AIM
Output all the data exactly. Pictures do not belong in the copy.

* BEGIN INFORMATION SHOWN *

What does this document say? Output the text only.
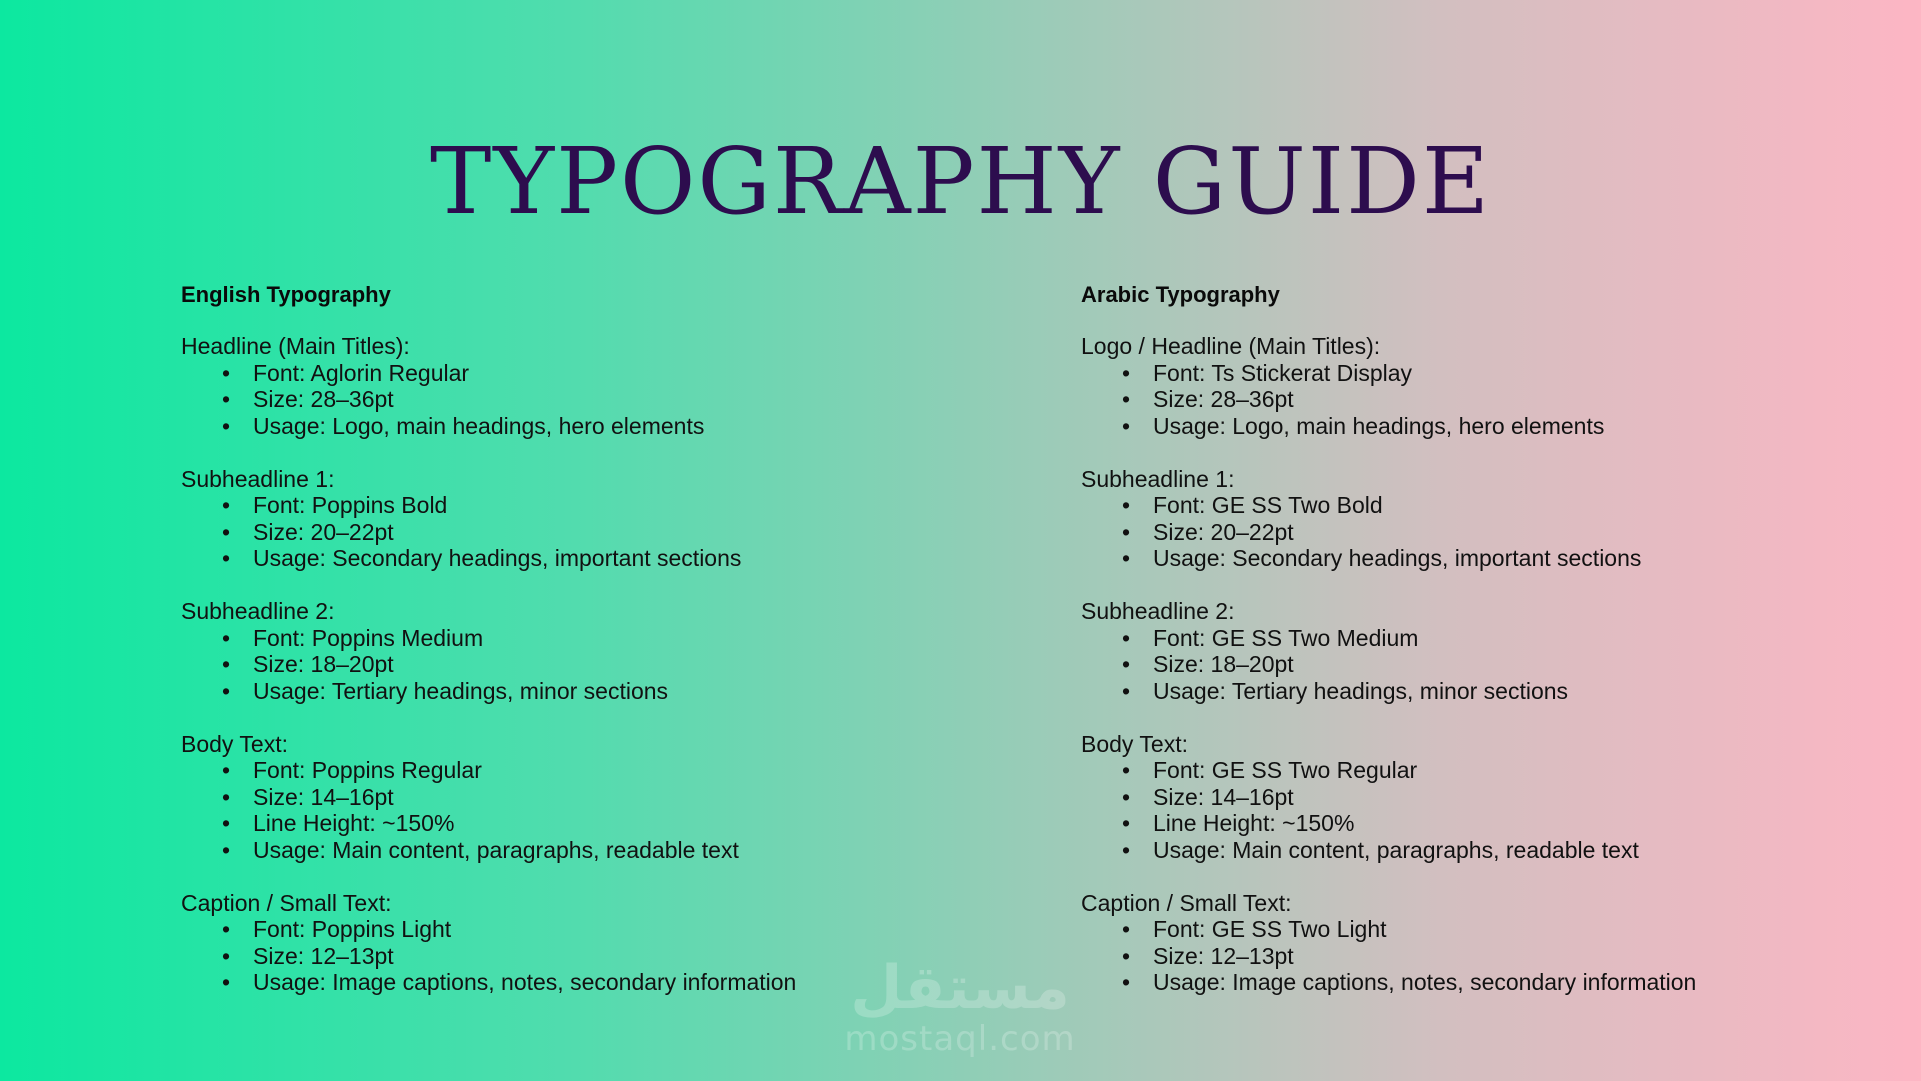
TYPOGRAPHY GUIDE
English Typography
Headline (Main Titles):
• Font: Aglorin Regular
• Size: 28–36pt
• Usage: Logo, main headings, hero elements
Subheadline 1:
• Font: Poppins Bold
• Size: 20–22pt
• Usage: Secondary headings, important sections
Subheadline 2:
• Font: Poppins Medium
• Size: 18–20pt
• Usage: Tertiary headings, minor sections
Body Text:
• Font: Poppins Regular
• Size: 14–16pt
• Line Height: ~150%
• Usage: Main content, paragraphs, readable text
Caption / Small Text:
• Font: Poppins Light
• Size: 12–13pt
• Usage: Image captions, notes, secondary information
Arabic Typography
Logo / Headline (Main Titles):
• Font: Ts Stickerat Display
• Size: 28–36pt
• Usage: Logo, main headings, hero elements
Subheadline 1:
• Font: GE SS Two Bold
• Size: 20–22pt
• Usage: Secondary headings, important sections
Subheadline 2:
• Font: GE SS Two Medium
• Size: 18–20pt
• Usage: Tertiary headings, minor sections
Body Text:
• Font: GE SS Two Regular
• Size: 14–16pt
• Line Height: ~150%
• Usage: Main content, paragraphs, readable text
Caption / Small Text:
• Font: GE SS Two Light
• Size: 12–13pt
• Usage: Image captions, notes, secondary information
مستقل
mostaql.com
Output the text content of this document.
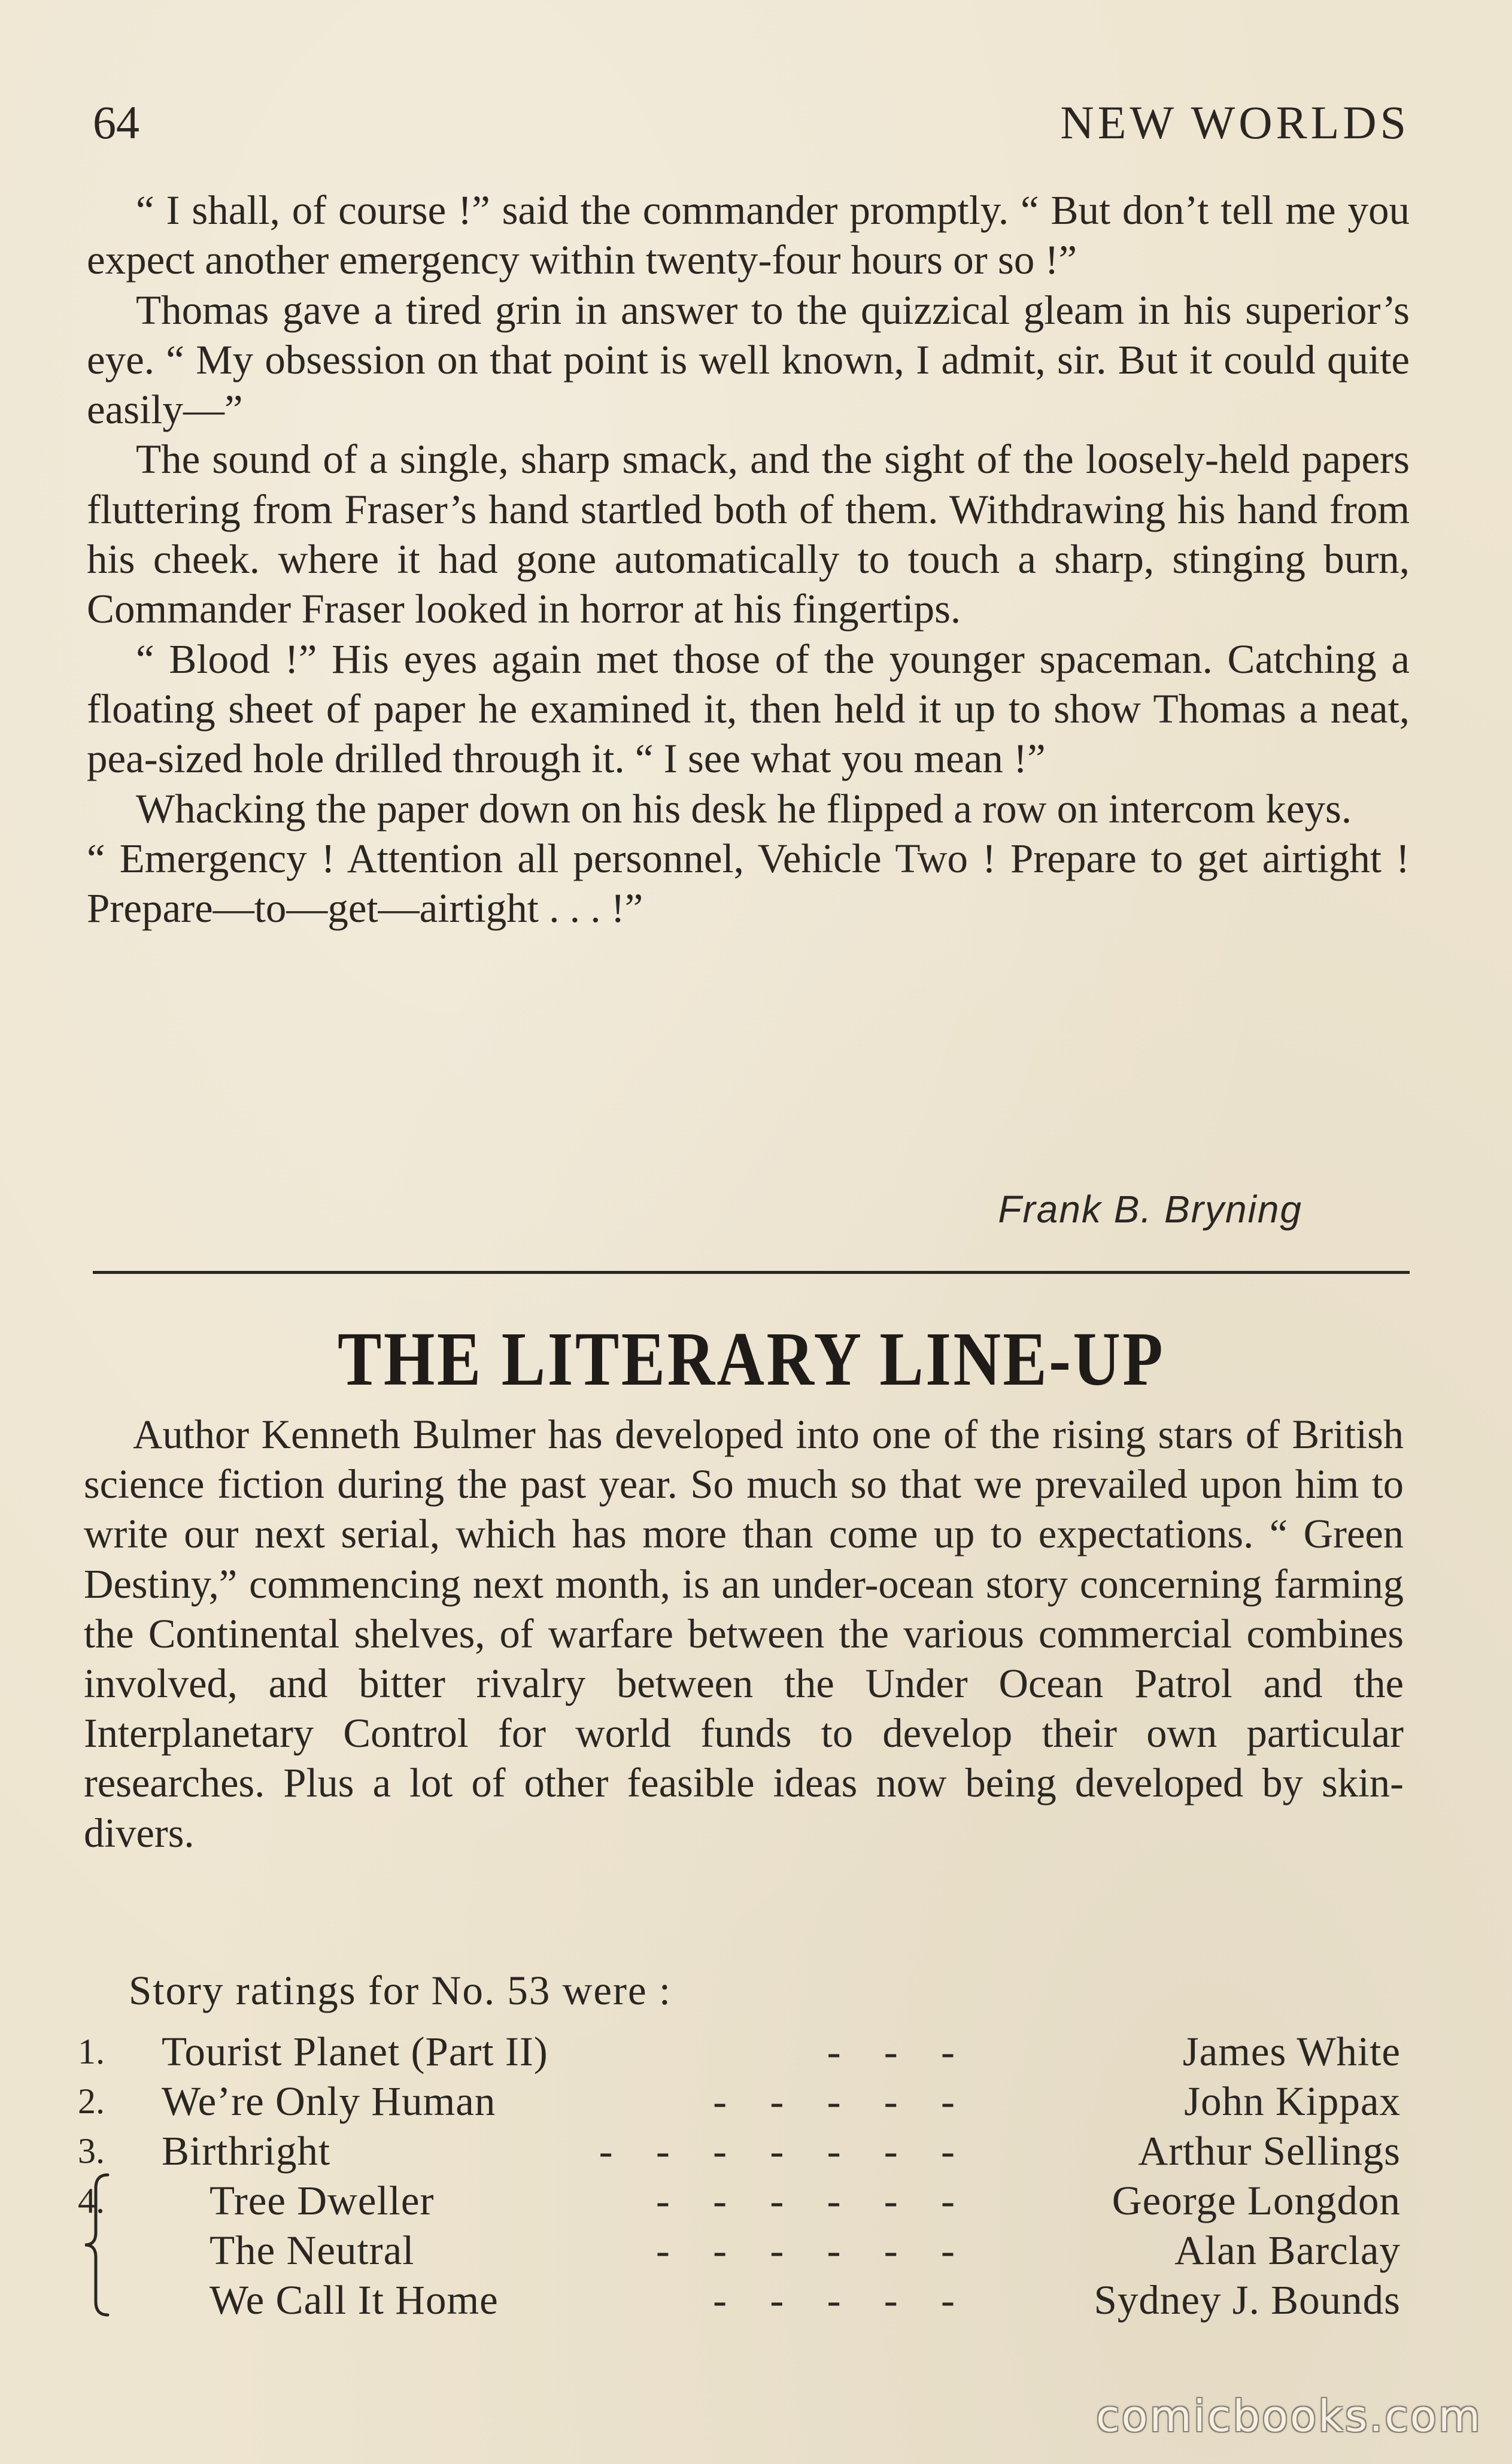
64	NEW WORLDS

“ I shall, of course !” said the commander promptly. “ But don’t tell me you expect another emergency within twenty-four hours or so !”

Thomas gave a tired grin in answer to the quizzical gleam in his superior’s eye. “ My obsession on that point is well known, I admit, sir. But it could quite easily—”

The sound of a single, sharp smack, and the sight of the loosely-held papers fluttering from Fraser’s hand startled both of them. Withdrawing his hand from his cheek. where it had gone automatically to touch a sharp, stinging burn, Commander Fraser looked in horror at his fingertips.

“ Blood !” His eyes again met those of the younger spaceman. Catching a floating sheet of paper he examined it, then held it up to show Thomas a neat, pea-sized hole drilled through it. “ I see what you mean !”

Whacking the paper down on his desk he flipped a row on intercom keys.

“ Emergency ! Attention all personnel, Vehicle Two ! Prepare to get airtight ! Prepare—to—get—airtight . . . !”

Frank B. Bryning
THE LITERARY LINE-UP

Author Kenneth Bulmer has developed into one of the rising stars of British science fiction during the past year. So much so that we prevailed upon him to write our next serial, which has more than come up to expectations. “ Green Destiny,” commencing next month, is an under-ocean story concerning farming the Continental shelves, of warfare between the various commercial combines involved, and bitter rivalry between the Under Ocean Patrol and the Interplanetary Control for world funds to develop their own particular researches. Plus a lot of other feasible ideas now being developed by skin-divers.

Story ratings for No. 53 were :
1.	Tourist Planet (Part II)	- - -	James White
2.	We’re Only Human	- - - - -	John Kippax
3.	Birthright	- - - - - - -	Arthur Sellings
4.	Tree Dweller	- - - - - -	George Longdon
The Neutral	- - - - - -	Alan Barclay
We Call It Home	- - - - -	Sydney J. Bounds
comicbooks.com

* END INFORMATION SHOWN *

RESPONSE
What does this document say? Output the text only.
TYPOGRAPHY GUIDE
English Typography
Headline (Main Titles):
• Font: Aglorin Regular
• Size: 28–36pt
• Usage: Logo, main headings, hero elements
Subheadline 1:
• Font: Poppins Bold
• Size: 20–22pt
• Usage: Secondary headings, important sections
Subheadline 2:
• Font: Poppins Medium
• Size: 18–20pt
• Usage: Tertiary headings, minor sections
Body Text:
• Font: Poppins Regular
• Size: 14–16pt
• Line Height: ~150%
• Usage: Main content, paragraphs, readable text
Caption / Small Text:
• Font: Poppins Light
• Size: 12–13pt
• Usage: Image captions, notes, secondary information
Arabic Typography
Logo / Headline (Main Titles):
• Font: Ts Stickerat Display
• Size: 28–36pt
• Usage: Logo, main headings, hero elements
Subheadline 1:
• Font: GE SS Two Bold
• Size: 20–22pt
• Usage: Secondary headings, important sections
Subheadline 2:
• Font: GE SS Two Medium
• Size: 18–20pt
• Usage: Tertiary headings, minor sections
Body Text:
• Font: GE SS Two Regular
• Size: 14–16pt
• Line Height: ~150%
• Usage: Main content, paragraphs, readable text
Caption / Small Text:
• Font: GE SS Two Light
• Size: 12–13pt
• Usage: Image captions, notes, secondary information
مستقل
mostaql.com
Output the text content of this document.
64	NEW WORLDS

“ I shall, of course !” said the commander promptly. “ But don’t tell me you expect another emergency within twenty-four hours or so !”

Thomas gave a tired grin in answer to the quizzical gleam in his superior’s eye. “ My obsession on that point is well known, I admit, sir. But it could quite easily—”

The sound of a single, sharp smack, and the sight of the loosely-held papers fluttering from Fraser’s hand startled both of them. Withdrawing his hand from his cheek. where it had gone automatically to touch a sharp, stinging burn, Commander Fraser looked in horror at his fingertips.

“ Blood !” His eyes again met those of the younger spaceman. Catching a floating sheet of paper he examined it, then held it up to show Thomas a neat, pea-sized hole drilled through it. “ I see what you mean !”

Whacking the paper down on his desk he flipped a row on intercom keys.

“ Emergency ! Attention all personnel, Vehicle Two ! Prepare to get airtight ! Prepare—to—get—airtight . . . !”

Frank B. Bryning
THE LITERARY LINE-UP

Author Kenneth Bulmer has developed into one of the rising stars of British science fiction during the past year. So much so that we prevailed upon him to write our next serial, which has more than come up to expectations. “ Green Destiny,” commencing next month, is an under-ocean story concerning farming the Continental shelves, of warfare between the various commercial combines involved, and bitter rivalry between the Under Ocean Patrol and the Interplanetary Control for world funds to develop their own particular researches. Plus a lot of other feasible ideas now being developed by skin-divers.

Story ratings for No. 53 were :
1.	Tourist Planet (Part II)	- - -	James White
2.	We’re Only Human	- - - - -	John Kippax
3.	Birthright	- - - - - - -	Arthur Sellings
4.	Tree Dweller	- - - - - -	George Longdon
The Neutral	- - - - - -	Alan Barclay
We Call It Home	- - - - -	Sydney J. Bounds
comicbooks.com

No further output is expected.